> _RECORDS FOR THE TASK_:

▬▬▬▬▬▬▬▬▬▬

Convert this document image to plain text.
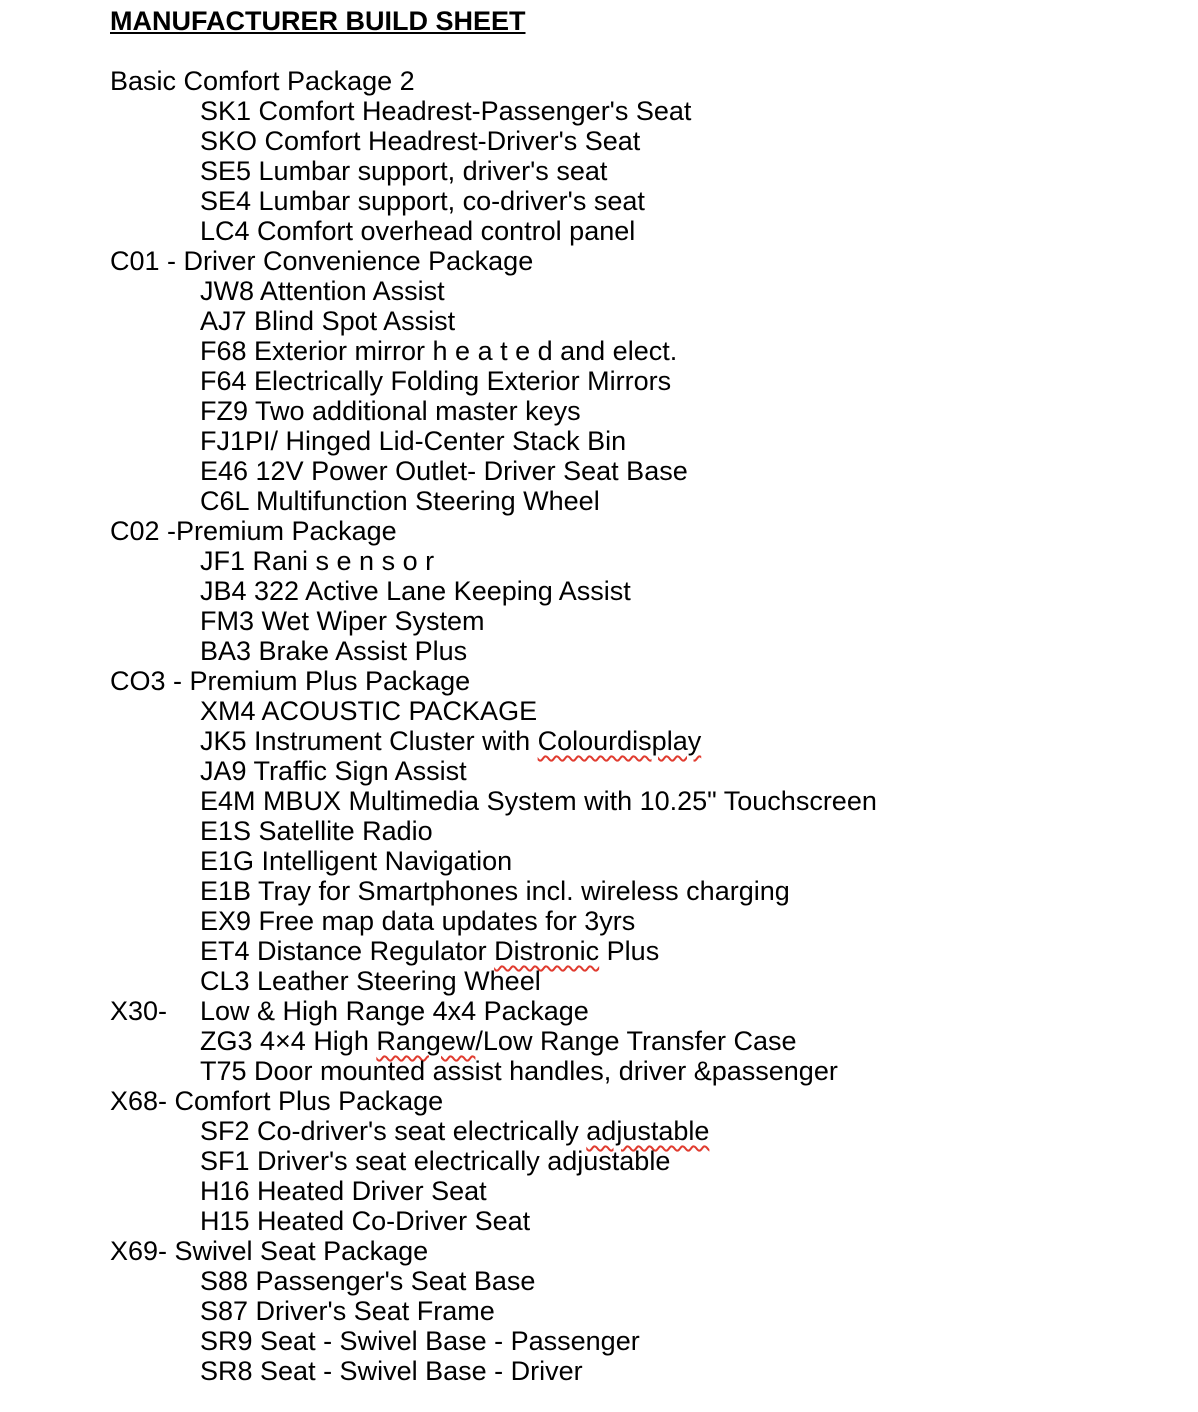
MANUFACTURER BUILD SHEET
Basic Comfort Package 2
SK1 Comfort Headrest-Passenger's Seat
SKO Comfort Headrest-Driver's Seat
SE5 Lumbar support, driver's seat
SE4 Lumbar support, co-driver's seat
LC4 Comfort overhead control panel
C01 - Driver Convenience Package
JW8 Attention Assist
AJ7 Blind Spot Assist
F68 Exterior mirror h e a t e d and elect.
F64 Electrically Folding Exterior Mirrors
FZ9 Two additional master keys
FJ1PI/ Hinged Lid-Center Stack Bin
E46 12V Power Outlet- Driver Seat Base
C6L Multifunction Steering Wheel
C02 -Premium Package
JF1 Rani s e n s o r
JB4 322 Active Lane Keeping Assist
FM3 Wet Wiper System
BA3 Brake Assist Plus
CO3 - Premium Plus Package
XM4 ACOUSTIC PACKAGE
JK5 Instrument Cluster with Colourdisplay
JA9 Traffic Sign Assist
E4M MBUX Multimedia System with 10.25" Touchscreen
E1S Satellite Radio
E1G Intelligent Navigation
E1B Tray for Smartphones incl. wireless charging
EX9 Free map data updates for 3yrs
ET4 Distance Regulator Distronic Plus
CL3 Leather Steering Wheel
X30- Low & High Range 4x4 Package
ZG3 4×4 High Rangew/Low Range Transfer Case
T75 Door mounted assist handles, driver &passenger
X68- Comfort Plus Package
SF2 Co-driver's seat electrically adjustable
SF1 Driver's seat electrically adjustable
H16 Heated Driver Seat
H15 Heated Co-Driver Seat
X69- Swivel Seat Package
S88 Passenger's Seat Base
S87 Driver's Seat Frame
SR9 Seat - Swivel Base - Passenger
SR8 Seat - Swivel Base - Driver
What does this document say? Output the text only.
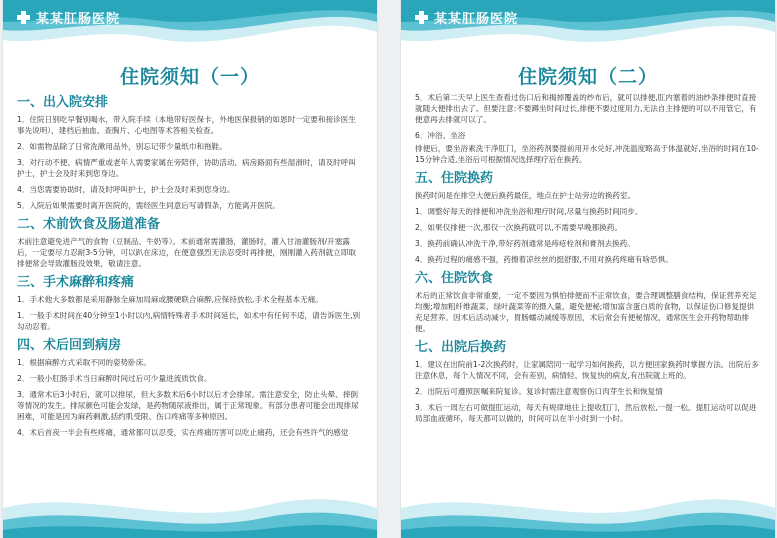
某某肛肠医院
住院须知（一）
一、出入院安排
1．住院日别吃早餐别喝水，带入院手续（本地带好医保卡，外地医保报销的如恩时一定要和接诊医生事先说明），建档后抽血、查胸片、心电图等术答相关检查。
2．如需物品除了日常洗漱用品外，别忘记带少量纸巾和拖鞋。
3．对行动不便、病情严重或老年人需要家属在旁陪伴，协助活动，病房路面有些湿滑时，请及时呼叫护士，护士会及时来到您身边。
4．当您需要协助时，请及时呼叫护士，护士会及时来到您身边。
5．入院后如果需要时离开医院的，需经医生同意后写请假条，方能离开医院。
二、术前饮食及肠道准备
术前注意避免进产气的食物（豆制品、牛奶等）。术前通常需灌肠，灌肠时，灌入甘油灌肠剂/开塞露后，一定要尽力忍耐3-5分钟，可以趴在床边，在便意强烈无法忍受时再排便，刚刚灌入药剂就立即取排便常会导致灌肠没效果，敬请注意。
三、手术麻醉和疼痛
1．手术他大多数都是采用静脉全麻加局麻或腰硬联合麻醉,应保持放松,手术全程基本无痛。
1．一般手术时间在40分钟至1小时以内,病情特殊者手术时间延长，如术中有任何不适，请告诉医生,别勾动忍着。
四、术后回到病房
1．根据麻醉方式采取不同的姿势卧床。
2．一般小肛肠手术当日麻醉时间过后可少量进流质饮食。
3．通常术后3小时后，就可以排尿，但大多数术后6小时以后才会排尿。需注意安全，防止头晕、摔倒等情况的发生。排尿颜色可能会发绿，是药物随尿液排出，属于正常现象。有部分患者可能会出现排尿困难，可能是因为麻药剩激,括约肌受限、伤口疼痛等多种原因。
4．术后首夜一半会有些疼痛，通常都可以忍受，实在疼痛厉害可以吃止痛药，还会有些许气的感觉
某某肛肠医院
住院须知（二）
5．术后第二天早上医生查看过伤口后和揭掉覆盖的纱布后，就可以排便,肛内塞着的油纱条排便时直接就随大便排出去了。但要注意:不要蹲坐时间过长,排便不要过度用力,无法自主排便的可以不用管它，有便意再去排就可以了。
6．冲浴、坐浴
排便后，要坐浴素洗干净肛门，坐浴药剂要提前用开水兑好,冲洗温度略高于体温就好,坐浴的时间在10-15分钟合适,坐浴后可根据情况选择理疗后在换药。
五、住院换药
换药时间是在排空大便后换药最佳，地点在护士站旁边的换药室。
1．调整好每天的排便和冲洗坐浴和理疗时间,尽量与换药时间同步。
2．如果仅排便一次,那仅一次换药就可以,不需要早晚都换药。
3．换药前确认冲洗干净,带好药剂通常是痔疮栓剂和膏剂去换药。
4．换药过程的痛感不强，药擦着凉丝丝的挺舒服,不用对换药疼痛有啥恐惧。
六、住院饮食
术后的正常饮食非常重要，一定不要因为惧怕排便而不正常饮食，要合理调整膳食结构，保证营养充足均衡;增加粗纤维蔬菜、绿叶蔬菜等的摄入量，避免便秘;增加富含蛋白质的食物，以保证伤口修复提供充足营养。因术后活动减少，胃肠蠕动减缓等原因，术后常会有便秘情况，通常医生会开药物帮助排便。
七、出院后换药
1．建议在出院前1-2次换药时，让家属陪同一起学习如何换药，以方便回家换药时掌握方法。出院后多注意休息，每个人情况不同，会有差别，病情轻、恢复快的病友,有出院就上班的。
2．出院后可遵照医嘱来院复诊。复诊时需注意观察伤口肉芽生长和恢复情
3．术后一周左右可做提肛运动，每天有规律地往上提收肛门，然后放松,一提一松。提肛运动可以促进局部血液循环，每天都可以做的，时间可以在半小时到一小时。
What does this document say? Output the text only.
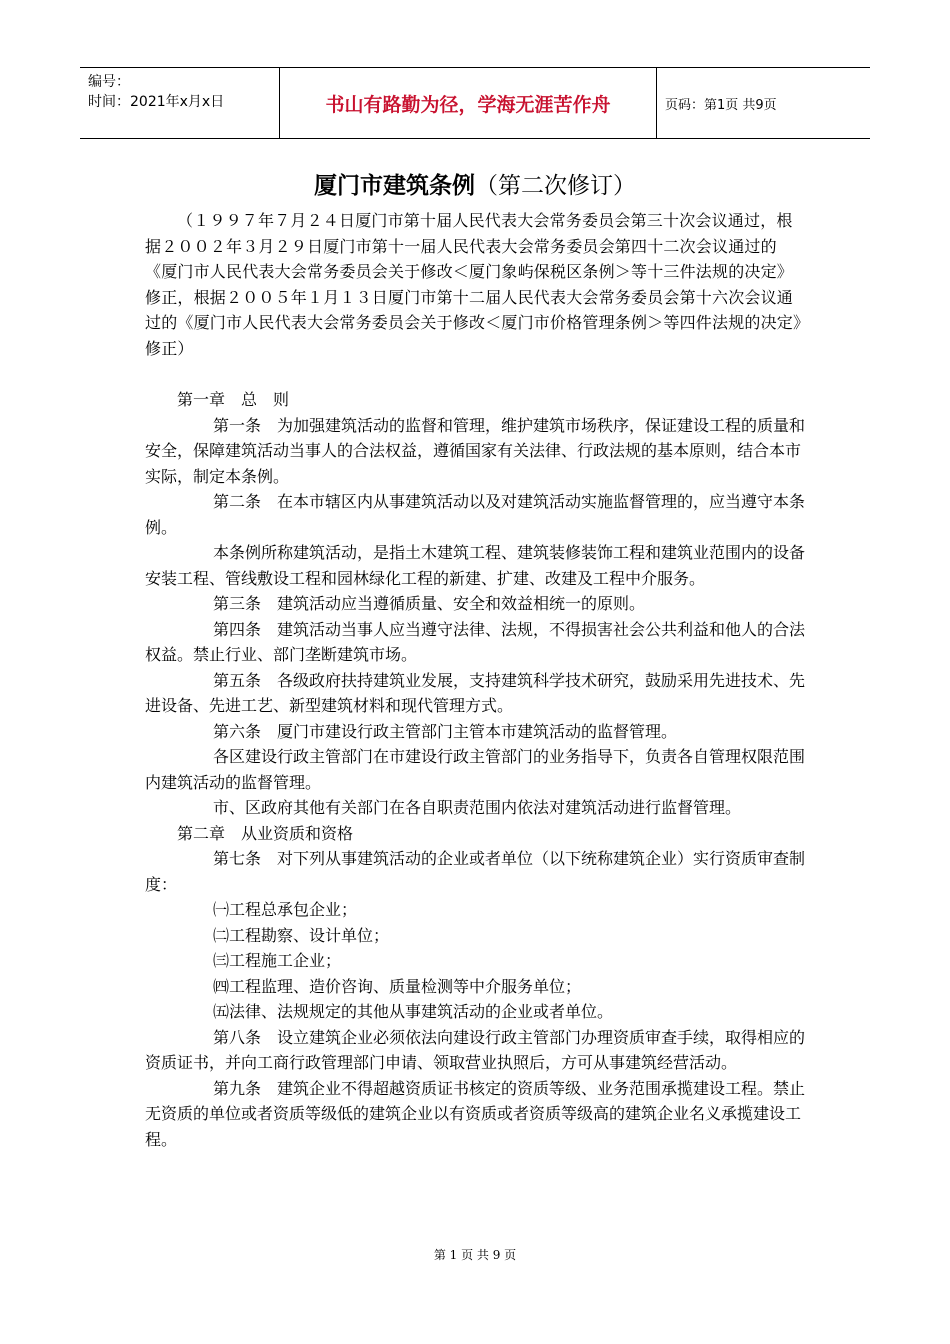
编号：
时间：2021年x月x日	书山有路勤为径，学海无涯苦作舟	页码：第1页 共9页
厦门市建筑条例（第二次修订）

（１９９７年７月２４日厦门市第十届人民代表大会常务委员会第三十次会议通过，根据２００２年３月２９日厦门市第十一届人民代表大会常务委员会第四十二次会议通过的《厦门市人民代表大会常务委员会关于修改＜厦门象屿保税区条例＞等十三件法规的决定》修正，根据２００５年１月１３日厦门市第十二届人民代表大会常务委员会第十六次会议通过的《厦门市人民代表大会常务委员会关于修改＜厦门市价格管理条例＞等四件法规的决定》修正）

第一章　总　则

第一条　为加强建筑活动的监督和管理，维护建筑市场秩序，保证建设工程的质量和安全，保障建筑活动当事人的合法权益，遵循国家有关法律、行政法规的基本原则，结合本市实际，制定本条例。

第二条　在本市辖区内从事建筑活动以及对建筑活动实施监督管理的，应当遵守本条例。

本条例所称建筑活动，是指土木建筑工程、建筑装修装饰工程和建筑业范围内的设备安装工程、管线敷设工程和园林绿化工程的新建、扩建、改建及工程中介服务。

第三条　建筑活动应当遵循质量、安全和效益相统一的原则。

第四条　建筑活动当事人应当遵守法律、法规，不得损害社会公共利益和他人的合法权益。禁止行业、部门垄断建筑市场。

第五条　各级政府扶持建筑业发展，支持建筑科学技术研究，鼓励采用先进技术、先进设备、先进工艺、新型建筑材料和现代管理方式。

第六条　厦门市建设行政主管部门主管本市建筑活动的监督管理。

各区建设行政主管部门在市建设行政主管部门的业务指导下，负责各自管理权限范围内建筑活动的监督管理。

市、区政府其他有关部门在各自职责范围内依法对建筑活动进行监督管理。

第二章　从业资质和资格

第七条　对下列从事建筑活动的企业或者单位（以下统称建筑企业）实行资质审查制度：

㈠工程总承包企业；

㈡工程勘察、设计单位；

㈢工程施工企业；

㈣工程监理、造价咨询、质量检测等中介服务单位；

㈤法律、法规规定的其他从事建筑活动的企业或者单位。

第八条　设立建筑企业必须依法向建设行政主管部门办理资质审查手续，取得相应的资质证书，并向工商行政管理部门申请、领取营业执照后，方可从事建筑经营活动。

第九条　建筑企业不得超越资质证书核定的资质等级、业务范围承揽建设工程。禁止无资质的单位或者资质等级低的建筑企业以有资质或者资质等级高的建筑企业名义承揽建设工程。

第 1 页 共 9 页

▬▬▬▬▬▬▬▬▬▬

> _SHORT EXERCISE_:
Search the lines for "Base". Copy each line that has it.

> _ANSWER_:
E46 12V Power Outlet- Driver Seat Base
S88 Passenger's Seat Base
SR9 Seat - Swivel Base - Passenger
SR8 Seat - Swivel Base - Driver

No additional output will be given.